▸ **The problem**
Please copy every line of the entries below exactly, leaving out the pictures.
════════
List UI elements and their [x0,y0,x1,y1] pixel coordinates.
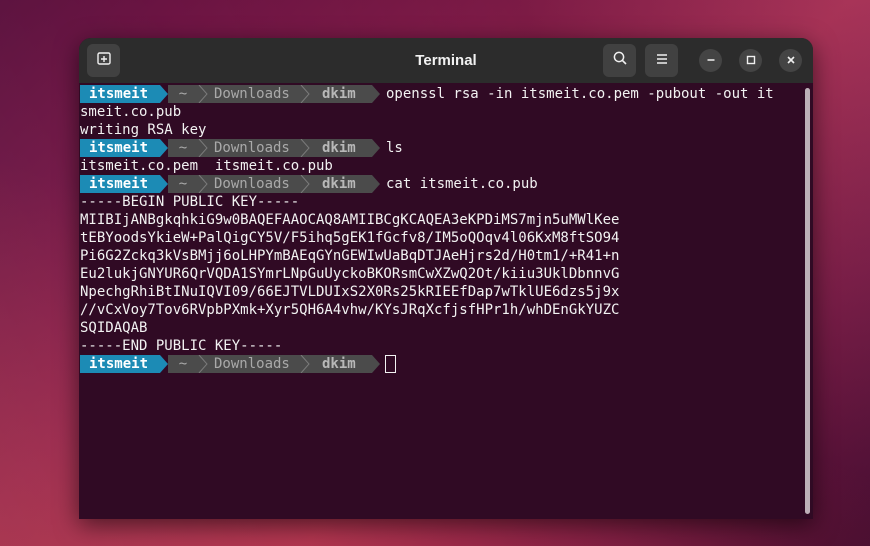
prompt-separator-icon [372,175,380,193]
output-line: NpechgRhiBtINuIQVI09/66EJTVLDUIxS2X0Rs25… [80,284,620,300]
maximize-button[interactable] [739,49,762,72]
menu-button[interactable] [645,44,678,77]
minimize-icon [706,52,716,70]
search-button[interactable] [603,44,636,77]
close-icon [786,52,796,70]
prompt-home: ~ [168,175,198,193]
output-line: -----END PUBLIC KEY----- [80,338,283,354]
prompt-separator-icon [300,355,310,373]
text-cursor [385,355,396,373]
prompt-separator-icon [300,139,310,157]
prompt-home: ~ [168,355,198,373]
prompt-line: itsmeit ~ Downloads dkim [80,355,800,373]
prompt-separator-icon [372,139,380,157]
terminal-window: Terminal itsmeit ~ Downloads dkim openss… [79,38,813,519]
output-line: -----BEGIN PUBLIC KEY----- [80,194,300,210]
prompt-user: itsmeit [80,175,160,193]
output-line: smeit.co.pub [80,104,182,120]
output-line: itsmeit.co.pem itsmeit.co.pub [80,158,333,174]
prompt-separator-icon [300,85,310,103]
prompt-separator-icon [198,355,208,373]
prompt-separator-icon [198,139,208,157]
prompt-separator-icon [198,175,208,193]
output-line: SQIDAQAB [80,320,148,336]
terminal-output[interactable]: itsmeit ~ Downloads dkim openssl rsa -in… [79,83,805,519]
prompt-home: ~ [168,139,198,157]
prompt-separator-icon [372,85,380,103]
minimize-button[interactable] [699,49,722,72]
prompt-separator-icon [300,175,310,193]
output-line: //vCxVoy7Tov6RVpbPXmk+Xyr5QH6A4vhw/KYsJR… [80,302,620,318]
close-button[interactable] [779,49,802,72]
prompt-user: itsmeit [80,85,160,103]
prompt-branch: dkim [310,355,372,373]
search-icon [612,50,628,71]
output-line: Eu2lukjGNYUR6QrVQDA1SYmrLNpGuUyckoBKORsm… [80,266,620,282]
output-line: MIIBIjANBgkqhkiG9w0BAQEFAAOCAQ8AMIIBCgKC… [80,212,620,228]
prompt-dir: Downloads [208,85,300,103]
hamburger-menu-icon [655,52,669,70]
prompt-dir: Downloads [208,139,300,157]
prompt-separator-icon [198,85,208,103]
command-text: ls [386,140,403,156]
prompt-dir: Downloads [208,175,300,193]
prompt-branch: dkim [310,85,372,103]
prompt-line: itsmeit ~ Downloads dkim cat itsmeit.co.… [80,175,800,193]
prompt-user: itsmeit [80,139,160,157]
output-line: Pi6G2Zckq3kVsBMjj6oLHPYmBAEqGYnGEWIwUaBq… [80,248,620,264]
maximize-icon [746,52,756,70]
prompt-home: ~ [168,85,198,103]
command-text: openssl rsa -in itsmeit.co.pem -pubout -… [386,86,774,102]
prompt-branch: dkim [310,139,372,157]
prompt-separator-icon [372,355,380,373]
prompt-branch: dkim [310,175,372,193]
output-line: tEBYoodsYkieW+PalQigCY5V/F5ihq5gEK1fGcfv… [80,230,620,246]
prompt-user: itsmeit [80,355,160,373]
prompt-dir: Downloads [208,355,300,373]
scrollbar[interactable] [805,88,810,514]
prompt-line: itsmeit ~ Downloads dkim ls [80,139,800,157]
command-text: cat itsmeit.co.pub [386,176,538,192]
prompt-line: itsmeit ~ Downloads dkim openssl rsa -in… [80,85,800,103]
output-line: writing RSA key [80,122,207,138]
title-bar[interactable]: Terminal [79,38,813,83]
scrollbar-thumb[interactable] [805,88,810,514]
════════
▸ **Output**
List UI elements and their [x0,y0,x1,y1] pixel coordinates.
prompt-separator-icon [372,175,380,193]
output-line: NpechgRhiBtINuIQVI09/66EJTVLDUIxS2X0Rs25… [80,284,620,300]
maximize-button[interactable] [739,49,762,72]
menu-button[interactable] [645,44,678,77]
minimize-icon [706,52,716,70]
search-button[interactable] [603,44,636,77]
close-icon [786,52,796,70]
prompt-home: ~ [168,175,198,193]
output-line: -----END PUBLIC KEY----- [80,338,283,354]
prompt-separator-icon [300,355,310,373]
text-cursor [385,355,396,373]
prompt-separator-icon [300,139,310,157]
prompt-home: ~ [168,355,198,373]
prompt-line: itsmeit ~ Downloads dkim [80,355,800,373]
prompt-separator-icon [372,139,380,157]
terminal-window: Terminal itsmeit ~ Downloads dkim openss… [79,38,813,519]
output-line: -----BEGIN PUBLIC KEY----- [80,194,300,210]
prompt-user: itsmeit [80,175,160,193]
output-line: smeit.co.pub [80,104,182,120]
output-line: itsmeit.co.pem itsmeit.co.pub [80,158,333,174]
prompt-separator-icon [300,85,310,103]
prompt-separator-icon [198,355,208,373]
prompt-separator-icon [198,139,208,157]
prompt-separator-icon [198,175,208,193]
output-line: SQIDAQAB [80,320,148,336]
terminal-output[interactable]: itsmeit ~ Downloads dkim openssl rsa -in… [79,83,805,519]
prompt-home: ~ [168,139,198,157]
prompt-separator-icon [372,85,380,103]
minimize-button[interactable] [699,49,722,72]
prompt-separator-icon [300,175,310,193]
output-line: //vCxVoy7Tov6RVpbPXmk+Xyr5QH6A4vhw/KYsJR… [80,302,620,318]
close-button[interactable] [779,49,802,72]
prompt-user: itsmeit [80,85,160,103]
prompt-branch: dkim [310,355,372,373]
search-icon [612,50,628,71]
output-line: Eu2lukjGNYUR6QrVQDA1SYmrLNpGuUyckoBKORsm… [80,266,620,282]
output-line: MIIBIjANBgkqhkiG9w0BAQEFAAOCAQ8AMIIBCgKC… [80,212,620,228]
prompt-dir: Downloads [208,85,300,103]
hamburger-menu-icon [655,52,669,70]
prompt-dir: Downloads [208,139,300,157]
prompt-separator-icon [198,85,208,103]
command-text: ls [386,140,403,156]
prompt-dir: Downloads [208,175,300,193]
prompt-branch: dkim [310,85,372,103]
prompt-line: itsmeit ~ Downloads dkim cat itsmeit.co.… [80,175,800,193]
prompt-user: itsmeit [80,139,160,157]
output-line: Pi6G2Zckq3kVsBMjj6oLHPYmBAEqGYnGEWIwUaBq… [80,248,620,264]
maximize-icon [746,52,756,70]
prompt-home: ~ [168,85,198,103]
command-text: openssl rsa -in itsmeit.co.pem -pubout -… [386,86,774,102]
prompt-branch: dkim [310,139,372,157]
prompt-separator-icon [372,355,380,373]
prompt-branch: dkim [310,175,372,193]
output-line: tEBYoodsYkieW+PalQigCY5V/F5ihq5gEK1fGcfv… [80,230,620,246]
prompt-user: itsmeit [80,355,160,373]
prompt-dir: Downloads [208,355,300,373]
scrollbar[interactable] [805,88,810,514]
prompt-line: itsmeit ~ Downloads dkim ls [80,139,800,157]
command-text: cat itsmeit.co.pub [386,176,538,192]
prompt-line: itsmeit ~ Downloads dkim openssl rsa -in… [80,85,800,103]
output-line: writing RSA key [80,122,207,138]
title-bar[interactable]: Terminal [79,38,813,83]
scrollbar-thumb[interactable] [805,88,810,514]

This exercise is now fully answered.